Exercise objective
Where a line contains the word "applicable", copy that line in full.

(Data excerpts)
********
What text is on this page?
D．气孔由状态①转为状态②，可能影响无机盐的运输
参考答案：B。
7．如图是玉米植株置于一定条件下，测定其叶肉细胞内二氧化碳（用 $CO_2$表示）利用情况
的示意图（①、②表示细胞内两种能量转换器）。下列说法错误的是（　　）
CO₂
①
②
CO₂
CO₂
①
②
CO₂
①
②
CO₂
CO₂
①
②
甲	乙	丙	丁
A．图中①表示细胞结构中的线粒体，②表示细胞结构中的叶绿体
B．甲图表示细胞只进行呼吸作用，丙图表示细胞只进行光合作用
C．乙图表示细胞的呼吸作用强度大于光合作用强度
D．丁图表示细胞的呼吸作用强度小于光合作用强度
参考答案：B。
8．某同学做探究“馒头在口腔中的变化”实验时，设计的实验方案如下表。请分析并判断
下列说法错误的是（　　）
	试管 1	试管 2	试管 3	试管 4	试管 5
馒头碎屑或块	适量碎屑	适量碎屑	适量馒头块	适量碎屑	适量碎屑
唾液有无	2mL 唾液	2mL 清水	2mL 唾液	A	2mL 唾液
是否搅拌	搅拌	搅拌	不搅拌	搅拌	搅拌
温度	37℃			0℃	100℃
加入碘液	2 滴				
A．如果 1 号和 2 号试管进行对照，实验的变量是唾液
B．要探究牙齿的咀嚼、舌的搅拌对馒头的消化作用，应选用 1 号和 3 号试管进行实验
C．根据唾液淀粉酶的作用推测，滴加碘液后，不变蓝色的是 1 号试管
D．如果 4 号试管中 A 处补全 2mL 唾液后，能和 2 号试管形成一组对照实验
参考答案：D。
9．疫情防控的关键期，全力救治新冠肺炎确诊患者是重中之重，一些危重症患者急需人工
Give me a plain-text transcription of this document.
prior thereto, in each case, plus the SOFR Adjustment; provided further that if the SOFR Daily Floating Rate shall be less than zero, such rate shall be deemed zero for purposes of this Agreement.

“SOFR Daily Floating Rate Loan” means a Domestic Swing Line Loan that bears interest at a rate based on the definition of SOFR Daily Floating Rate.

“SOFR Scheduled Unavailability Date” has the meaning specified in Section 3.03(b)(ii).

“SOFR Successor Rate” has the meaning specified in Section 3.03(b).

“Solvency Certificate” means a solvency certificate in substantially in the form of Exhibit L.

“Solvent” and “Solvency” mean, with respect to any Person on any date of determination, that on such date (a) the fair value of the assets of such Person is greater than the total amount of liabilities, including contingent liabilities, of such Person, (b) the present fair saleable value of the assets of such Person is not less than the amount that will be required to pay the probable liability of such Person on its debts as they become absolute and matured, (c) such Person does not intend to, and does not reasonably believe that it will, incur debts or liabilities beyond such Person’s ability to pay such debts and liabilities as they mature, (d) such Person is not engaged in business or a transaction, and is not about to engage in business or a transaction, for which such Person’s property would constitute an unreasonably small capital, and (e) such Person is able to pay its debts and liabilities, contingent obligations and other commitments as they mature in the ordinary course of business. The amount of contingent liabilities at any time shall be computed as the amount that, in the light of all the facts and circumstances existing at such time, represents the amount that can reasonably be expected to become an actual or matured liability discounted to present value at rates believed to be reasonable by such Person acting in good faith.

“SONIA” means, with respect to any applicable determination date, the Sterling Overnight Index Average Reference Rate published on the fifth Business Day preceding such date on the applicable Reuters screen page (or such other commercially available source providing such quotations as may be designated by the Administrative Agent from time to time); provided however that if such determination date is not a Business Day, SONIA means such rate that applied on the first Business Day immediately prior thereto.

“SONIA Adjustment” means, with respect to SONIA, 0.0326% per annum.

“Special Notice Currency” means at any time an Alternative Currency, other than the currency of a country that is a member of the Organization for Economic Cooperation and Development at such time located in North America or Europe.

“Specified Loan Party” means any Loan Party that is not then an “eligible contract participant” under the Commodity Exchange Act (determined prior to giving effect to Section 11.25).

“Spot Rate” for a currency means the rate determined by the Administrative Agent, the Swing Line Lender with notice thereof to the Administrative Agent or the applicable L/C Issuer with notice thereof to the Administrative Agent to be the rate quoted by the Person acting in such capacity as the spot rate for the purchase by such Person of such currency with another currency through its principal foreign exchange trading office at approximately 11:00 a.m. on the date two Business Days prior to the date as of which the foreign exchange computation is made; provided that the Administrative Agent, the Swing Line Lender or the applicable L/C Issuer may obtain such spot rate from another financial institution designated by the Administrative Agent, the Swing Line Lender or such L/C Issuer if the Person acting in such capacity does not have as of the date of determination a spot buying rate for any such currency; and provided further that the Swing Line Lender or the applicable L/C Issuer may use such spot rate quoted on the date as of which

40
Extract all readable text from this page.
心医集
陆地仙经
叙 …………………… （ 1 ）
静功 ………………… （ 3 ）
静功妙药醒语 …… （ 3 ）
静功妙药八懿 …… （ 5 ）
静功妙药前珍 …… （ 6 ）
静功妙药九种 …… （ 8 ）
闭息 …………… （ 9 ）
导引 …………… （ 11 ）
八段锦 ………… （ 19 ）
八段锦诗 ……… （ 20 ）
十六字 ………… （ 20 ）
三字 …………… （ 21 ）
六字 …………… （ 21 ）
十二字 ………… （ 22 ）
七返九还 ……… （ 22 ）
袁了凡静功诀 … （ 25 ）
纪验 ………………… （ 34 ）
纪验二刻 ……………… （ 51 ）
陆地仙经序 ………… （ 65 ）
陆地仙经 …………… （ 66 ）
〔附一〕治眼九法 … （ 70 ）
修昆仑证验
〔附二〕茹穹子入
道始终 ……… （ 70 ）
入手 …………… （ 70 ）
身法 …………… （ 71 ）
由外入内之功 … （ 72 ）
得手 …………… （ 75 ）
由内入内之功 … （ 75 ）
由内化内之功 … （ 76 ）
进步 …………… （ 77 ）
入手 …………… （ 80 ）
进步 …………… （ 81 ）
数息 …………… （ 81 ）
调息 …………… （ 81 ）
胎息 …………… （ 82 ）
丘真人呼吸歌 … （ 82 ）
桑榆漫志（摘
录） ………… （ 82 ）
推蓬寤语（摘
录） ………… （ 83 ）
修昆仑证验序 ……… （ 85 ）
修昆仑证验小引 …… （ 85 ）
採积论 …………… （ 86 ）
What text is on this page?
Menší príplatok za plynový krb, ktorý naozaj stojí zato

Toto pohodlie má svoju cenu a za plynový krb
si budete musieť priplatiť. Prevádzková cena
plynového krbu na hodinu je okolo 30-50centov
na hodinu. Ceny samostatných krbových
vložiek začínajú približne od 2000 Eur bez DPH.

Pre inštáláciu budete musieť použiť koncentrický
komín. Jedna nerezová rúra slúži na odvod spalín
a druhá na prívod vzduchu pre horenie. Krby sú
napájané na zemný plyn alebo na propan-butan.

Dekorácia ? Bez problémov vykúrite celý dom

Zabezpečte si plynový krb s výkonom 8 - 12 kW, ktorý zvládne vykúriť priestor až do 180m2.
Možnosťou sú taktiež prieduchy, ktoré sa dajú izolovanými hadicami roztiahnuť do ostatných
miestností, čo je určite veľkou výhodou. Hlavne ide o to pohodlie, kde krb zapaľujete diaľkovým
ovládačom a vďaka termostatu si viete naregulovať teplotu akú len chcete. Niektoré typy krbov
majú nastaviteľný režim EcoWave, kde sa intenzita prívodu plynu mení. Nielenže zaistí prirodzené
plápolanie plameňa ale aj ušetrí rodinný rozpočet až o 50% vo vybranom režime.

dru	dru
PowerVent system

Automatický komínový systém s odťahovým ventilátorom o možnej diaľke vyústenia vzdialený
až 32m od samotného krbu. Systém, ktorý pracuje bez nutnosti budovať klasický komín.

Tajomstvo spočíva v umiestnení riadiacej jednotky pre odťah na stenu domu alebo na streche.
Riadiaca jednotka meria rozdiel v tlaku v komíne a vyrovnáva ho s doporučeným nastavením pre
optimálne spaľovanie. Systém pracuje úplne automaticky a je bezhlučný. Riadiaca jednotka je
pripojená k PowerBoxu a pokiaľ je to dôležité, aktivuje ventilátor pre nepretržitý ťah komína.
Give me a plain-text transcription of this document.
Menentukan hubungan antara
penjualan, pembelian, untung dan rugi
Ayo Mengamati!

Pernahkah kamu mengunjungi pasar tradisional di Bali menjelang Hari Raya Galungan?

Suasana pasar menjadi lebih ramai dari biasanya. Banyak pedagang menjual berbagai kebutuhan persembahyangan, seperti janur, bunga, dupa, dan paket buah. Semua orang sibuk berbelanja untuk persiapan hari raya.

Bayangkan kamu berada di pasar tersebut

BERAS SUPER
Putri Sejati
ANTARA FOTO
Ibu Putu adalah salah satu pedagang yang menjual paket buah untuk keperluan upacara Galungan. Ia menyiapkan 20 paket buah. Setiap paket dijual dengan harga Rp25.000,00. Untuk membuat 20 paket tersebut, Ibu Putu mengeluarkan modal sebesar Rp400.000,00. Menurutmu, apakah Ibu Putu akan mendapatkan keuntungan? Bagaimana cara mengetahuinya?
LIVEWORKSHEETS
********
Exercise response
“SONIA” means, with respect to any applicable determination date, the Sterling Overnight Index Average Reference Rate published on the fifth Business Day preceding such date on the applicable Reuters screen page (or such other commercially available source providing such quotations as may be designated by the Administrative Agent from time to time); provided however that if such determination date is not a Business Day, SONIA means such rate that applied on the first Business Day immediately prior thereto.
“Spot Rate” for a currency means the rate determined by the Administrative Agent, the Swing Line Lender with notice thereof to the Administrative Agent or the applicable L/C Issuer with notice thereof to the Administrative Agent to be the rate quoted by the Person acting in such capacity as the spot rate for the purchase by such Person of such currency with another currency through its principal foreign exchange trading office at approximately 11:00 a.m. on the date two Business Days prior to the date as of which the foreign exchange computation is made; provided that the Administrative Agent, the Swing Line Lender or the applicable L/C Issuer may obtain such spot rate from another financial institution designated by the Administrative Agent, the Swing Line Lender or such L/C Issuer if the Person acting in such capacity does not have as of the date of determination a spot buying rate for any such currency; and provided further that the Swing Line Lender or the applicable L/C Issuer may use such spot rate quoted on the date as of which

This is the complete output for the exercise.